• _WHAT YOU NEED TO DO_
Copy every item below line for line without changing anything, and leave out the pictures.

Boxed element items

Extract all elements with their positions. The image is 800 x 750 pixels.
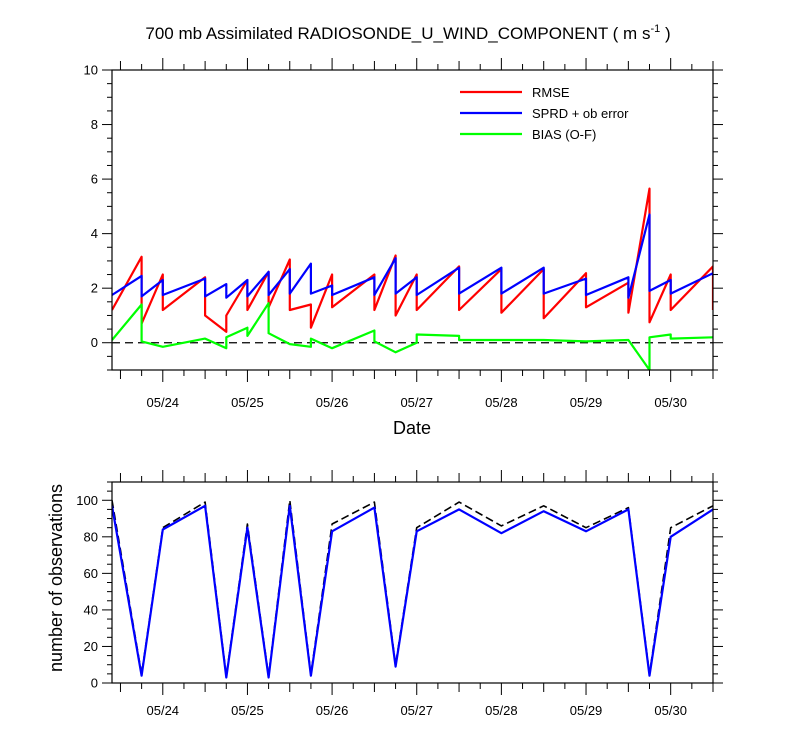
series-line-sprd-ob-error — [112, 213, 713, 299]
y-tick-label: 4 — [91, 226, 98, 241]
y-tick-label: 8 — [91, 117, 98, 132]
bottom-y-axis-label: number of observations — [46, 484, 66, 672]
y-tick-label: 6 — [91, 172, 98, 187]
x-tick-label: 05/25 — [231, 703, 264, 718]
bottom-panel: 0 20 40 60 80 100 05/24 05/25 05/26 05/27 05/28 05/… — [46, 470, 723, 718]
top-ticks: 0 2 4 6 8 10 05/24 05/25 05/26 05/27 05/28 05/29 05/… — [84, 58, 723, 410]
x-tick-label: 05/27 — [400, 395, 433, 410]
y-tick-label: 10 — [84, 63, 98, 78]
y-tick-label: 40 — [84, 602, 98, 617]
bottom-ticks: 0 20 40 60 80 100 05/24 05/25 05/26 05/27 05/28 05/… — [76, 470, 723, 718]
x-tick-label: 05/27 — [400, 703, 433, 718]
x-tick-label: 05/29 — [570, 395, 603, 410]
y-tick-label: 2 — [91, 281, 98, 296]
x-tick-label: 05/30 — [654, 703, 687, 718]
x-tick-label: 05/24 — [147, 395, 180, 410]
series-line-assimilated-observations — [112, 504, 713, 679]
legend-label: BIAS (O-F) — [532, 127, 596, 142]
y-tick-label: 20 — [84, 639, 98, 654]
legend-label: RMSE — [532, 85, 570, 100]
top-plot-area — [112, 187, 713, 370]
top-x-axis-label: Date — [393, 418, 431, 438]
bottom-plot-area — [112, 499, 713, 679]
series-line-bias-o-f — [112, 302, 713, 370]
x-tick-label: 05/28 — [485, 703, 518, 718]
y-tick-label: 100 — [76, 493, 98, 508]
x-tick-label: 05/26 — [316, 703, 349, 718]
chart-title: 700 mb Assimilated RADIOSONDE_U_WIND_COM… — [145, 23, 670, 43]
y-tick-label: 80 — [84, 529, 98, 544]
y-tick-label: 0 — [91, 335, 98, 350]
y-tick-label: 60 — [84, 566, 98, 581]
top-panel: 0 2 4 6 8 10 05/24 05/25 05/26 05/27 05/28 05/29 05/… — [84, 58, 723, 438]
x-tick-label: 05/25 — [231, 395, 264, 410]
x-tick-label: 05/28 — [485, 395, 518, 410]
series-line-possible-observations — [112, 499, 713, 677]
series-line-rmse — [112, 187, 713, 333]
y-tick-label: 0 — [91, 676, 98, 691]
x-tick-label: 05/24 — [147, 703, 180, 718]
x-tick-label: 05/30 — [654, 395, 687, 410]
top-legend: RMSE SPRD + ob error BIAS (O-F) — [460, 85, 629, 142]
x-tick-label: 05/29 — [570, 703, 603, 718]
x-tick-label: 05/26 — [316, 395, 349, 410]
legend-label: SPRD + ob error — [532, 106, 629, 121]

• _TASK OUTPUT_
Extract all elements with their positions. The image is 800 x 750 pixels.
series-line-sprd-ob-error — [112, 213, 713, 299]
y-tick-label: 4 — [91, 226, 98, 241]
y-tick-label: 8 — [91, 117, 98, 132]
bottom-y-axis-label: number of observations — [46, 484, 66, 672]
y-tick-label: 6 — [91, 172, 98, 187]
x-tick-label: 05/25 — [231, 703, 264, 718]
bottom-panel: 0 20 40 60 80 100 05/24 05/25 05/26 05/27 05/28 05/… — [46, 470, 723, 718]
top-ticks: 0 2 4 6 8 10 05/24 05/25 05/26 05/27 05/28 05/29 05/… — [84, 58, 723, 410]
x-tick-label: 05/27 — [400, 395, 433, 410]
y-tick-label: 10 — [84, 63, 98, 78]
y-tick-label: 40 — [84, 602, 98, 617]
bottom-ticks: 0 20 40 60 80 100 05/24 05/25 05/26 05/27 05/28 05/… — [76, 470, 723, 718]
x-tick-label: 05/27 — [400, 703, 433, 718]
x-tick-label: 05/29 — [570, 395, 603, 410]
y-tick-label: 2 — [91, 281, 98, 296]
x-tick-label: 05/30 — [654, 703, 687, 718]
x-tick-label: 05/24 — [147, 395, 180, 410]
series-line-assimilated-observations — [112, 504, 713, 679]
legend-label: BIAS (O-F) — [532, 127, 596, 142]
y-tick-label: 20 — [84, 639, 98, 654]
legend-label: RMSE — [532, 85, 570, 100]
top-plot-area — [112, 187, 713, 370]
top-x-axis-label: Date — [393, 418, 431, 438]
bottom-plot-area — [112, 499, 713, 679]
series-line-bias-o-f — [112, 302, 713, 370]
x-tick-label: 05/28 — [485, 703, 518, 718]
y-tick-label: 100 — [76, 493, 98, 508]
x-tick-label: 05/26 — [316, 703, 349, 718]
chart-title: 700 mb Assimilated RADIOSONDE_U_WIND_COM… — [145, 23, 670, 43]
y-tick-label: 80 — [84, 529, 98, 544]
y-tick-label: 0 — [91, 335, 98, 350]
y-tick-label: 60 — [84, 566, 98, 581]
top-panel: 0 2 4 6 8 10 05/24 05/25 05/26 05/27 05/28 05/29 05/… — [84, 58, 723, 438]
x-tick-label: 05/25 — [231, 395, 264, 410]
x-tick-label: 05/28 — [485, 395, 518, 410]
series-line-possible-observations — [112, 499, 713, 677]
series-line-rmse — [112, 187, 713, 333]
y-tick-label: 0 — [91, 676, 98, 691]
x-tick-label: 05/24 — [147, 703, 180, 718]
x-tick-label: 05/30 — [654, 395, 687, 410]
top-legend: RMSE SPRD + ob error BIAS (O-F) — [460, 85, 629, 142]
x-tick-label: 05/29 — [570, 703, 603, 718]
x-tick-label: 05/26 — [316, 395, 349, 410]
legend-label: SPRD + ob error — [532, 106, 629, 121]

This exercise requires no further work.